▸ **What you have to do**
Copy each line holding the string "text".

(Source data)
+ + + +
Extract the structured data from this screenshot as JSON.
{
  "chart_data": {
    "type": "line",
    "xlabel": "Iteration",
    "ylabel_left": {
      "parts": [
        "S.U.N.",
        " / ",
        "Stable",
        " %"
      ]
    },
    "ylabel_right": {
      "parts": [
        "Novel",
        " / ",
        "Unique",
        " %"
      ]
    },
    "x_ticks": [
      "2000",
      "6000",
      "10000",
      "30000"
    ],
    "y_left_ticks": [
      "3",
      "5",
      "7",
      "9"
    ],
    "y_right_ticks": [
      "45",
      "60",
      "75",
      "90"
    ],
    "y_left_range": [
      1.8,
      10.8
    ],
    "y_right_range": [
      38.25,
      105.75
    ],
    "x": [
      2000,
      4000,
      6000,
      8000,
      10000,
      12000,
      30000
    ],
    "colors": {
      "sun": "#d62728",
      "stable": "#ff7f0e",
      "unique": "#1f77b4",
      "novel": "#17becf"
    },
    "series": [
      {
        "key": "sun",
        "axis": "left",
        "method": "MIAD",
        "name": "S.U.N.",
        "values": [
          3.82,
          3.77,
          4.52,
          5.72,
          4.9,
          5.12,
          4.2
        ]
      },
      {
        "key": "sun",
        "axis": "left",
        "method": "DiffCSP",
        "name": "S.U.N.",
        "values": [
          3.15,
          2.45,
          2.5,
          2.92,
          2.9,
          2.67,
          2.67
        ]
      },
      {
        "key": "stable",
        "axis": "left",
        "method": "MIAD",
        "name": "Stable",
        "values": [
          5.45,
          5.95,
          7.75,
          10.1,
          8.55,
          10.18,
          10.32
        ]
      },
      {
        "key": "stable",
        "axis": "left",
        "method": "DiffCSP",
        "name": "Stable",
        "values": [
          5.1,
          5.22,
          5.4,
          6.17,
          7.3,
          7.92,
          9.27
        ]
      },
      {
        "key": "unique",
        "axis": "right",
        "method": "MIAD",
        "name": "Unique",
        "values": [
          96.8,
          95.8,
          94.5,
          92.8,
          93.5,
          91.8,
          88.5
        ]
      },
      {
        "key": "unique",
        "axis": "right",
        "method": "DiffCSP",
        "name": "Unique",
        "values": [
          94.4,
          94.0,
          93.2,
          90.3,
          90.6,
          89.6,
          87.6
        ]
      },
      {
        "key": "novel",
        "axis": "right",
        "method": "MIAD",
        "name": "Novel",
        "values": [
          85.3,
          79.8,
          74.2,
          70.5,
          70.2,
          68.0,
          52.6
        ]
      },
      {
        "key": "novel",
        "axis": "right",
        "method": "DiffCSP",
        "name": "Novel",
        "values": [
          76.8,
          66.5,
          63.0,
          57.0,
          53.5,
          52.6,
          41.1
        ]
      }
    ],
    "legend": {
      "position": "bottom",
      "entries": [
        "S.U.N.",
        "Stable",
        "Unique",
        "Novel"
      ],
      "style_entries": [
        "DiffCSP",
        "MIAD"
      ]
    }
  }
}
+ + + +
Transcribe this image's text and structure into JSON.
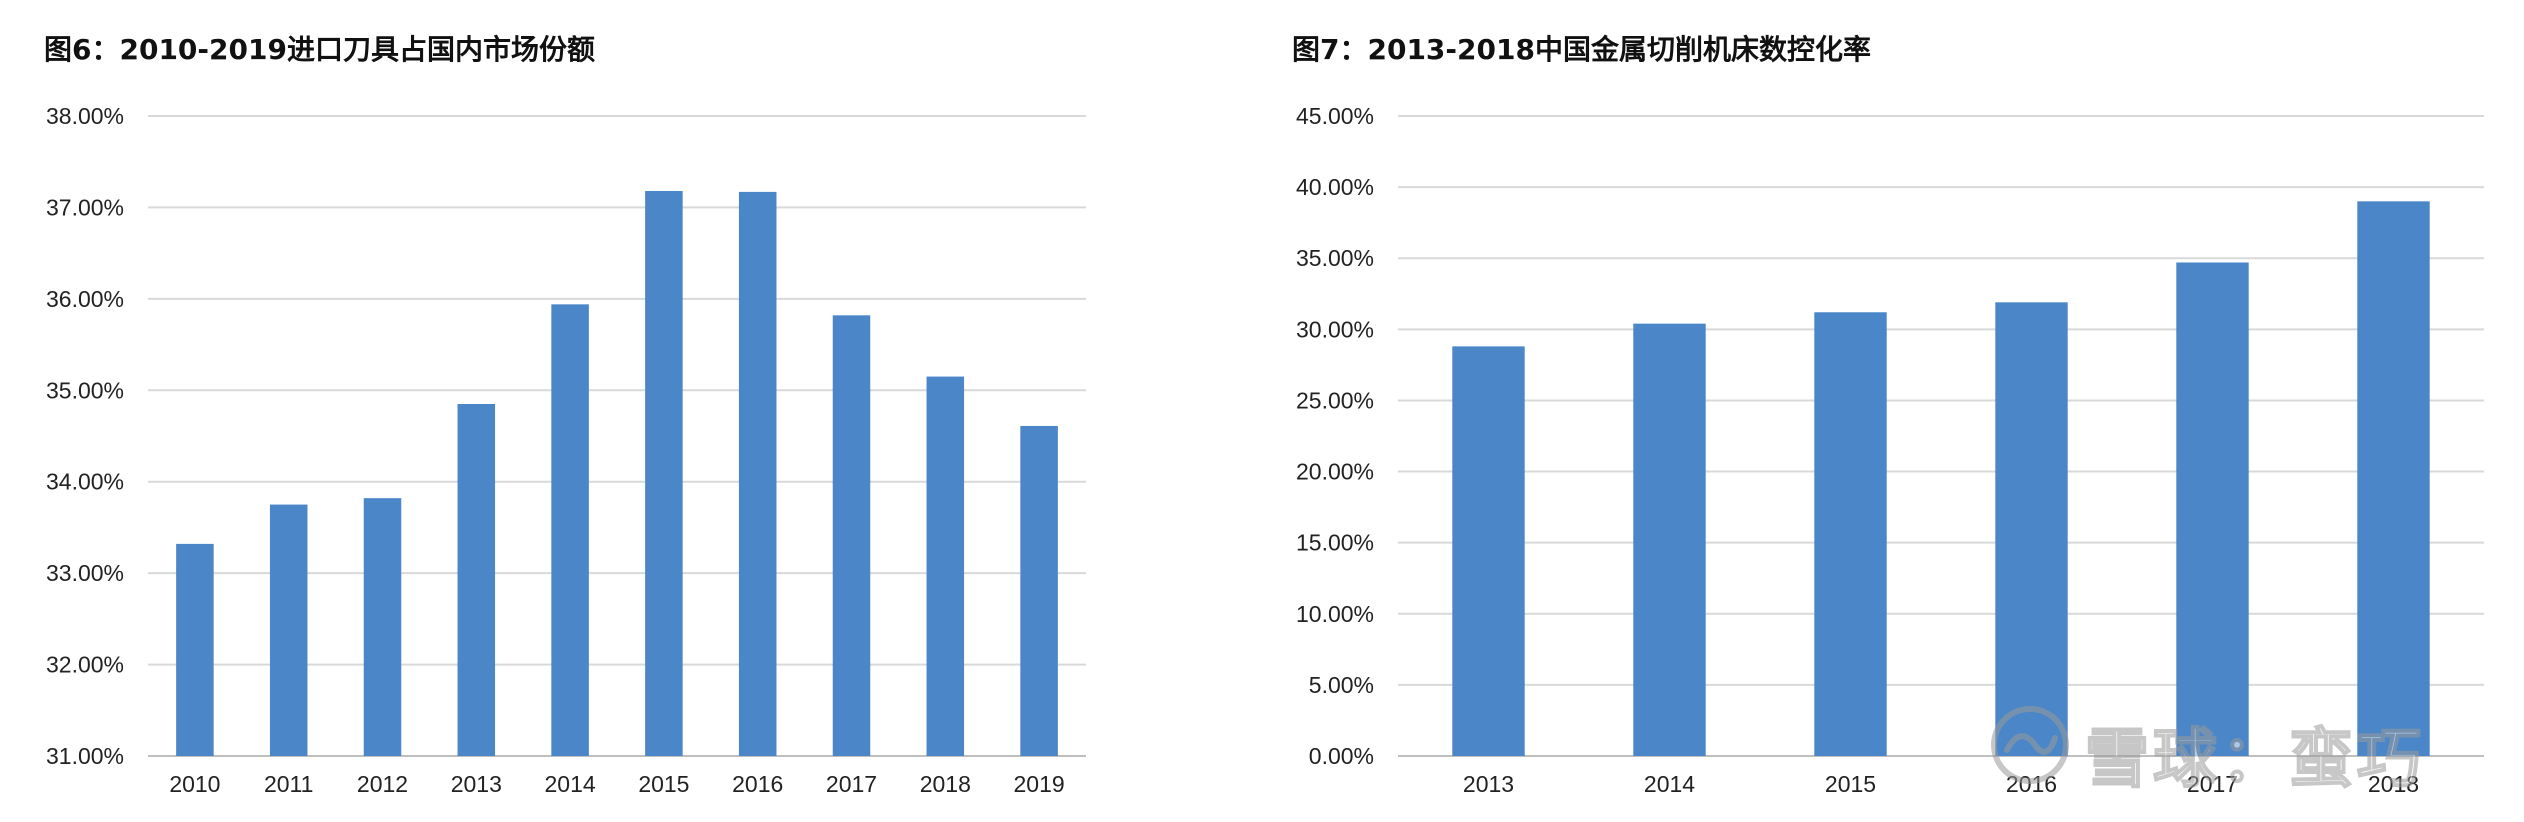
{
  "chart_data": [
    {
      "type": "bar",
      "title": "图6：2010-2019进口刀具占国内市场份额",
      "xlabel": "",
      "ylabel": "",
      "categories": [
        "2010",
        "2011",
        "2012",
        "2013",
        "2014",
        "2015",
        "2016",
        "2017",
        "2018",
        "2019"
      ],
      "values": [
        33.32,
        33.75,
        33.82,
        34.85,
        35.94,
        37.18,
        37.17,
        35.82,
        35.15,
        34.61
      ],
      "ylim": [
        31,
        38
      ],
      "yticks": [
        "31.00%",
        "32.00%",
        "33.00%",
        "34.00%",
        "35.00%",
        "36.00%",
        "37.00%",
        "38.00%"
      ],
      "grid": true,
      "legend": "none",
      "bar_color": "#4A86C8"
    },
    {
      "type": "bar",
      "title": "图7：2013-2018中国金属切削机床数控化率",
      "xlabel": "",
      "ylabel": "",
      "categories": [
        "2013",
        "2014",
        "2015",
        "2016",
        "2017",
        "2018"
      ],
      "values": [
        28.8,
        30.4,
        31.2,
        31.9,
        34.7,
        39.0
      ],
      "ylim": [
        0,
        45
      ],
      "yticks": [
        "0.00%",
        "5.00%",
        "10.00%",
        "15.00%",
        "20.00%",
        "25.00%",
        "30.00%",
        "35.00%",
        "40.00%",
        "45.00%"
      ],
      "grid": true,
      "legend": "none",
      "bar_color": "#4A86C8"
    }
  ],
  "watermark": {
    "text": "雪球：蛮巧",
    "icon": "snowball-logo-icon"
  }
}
+ + + +
▸ **Expected answer**
Transcribe this image's text and structure into JSON.
    "text": "雪球：蛮巧",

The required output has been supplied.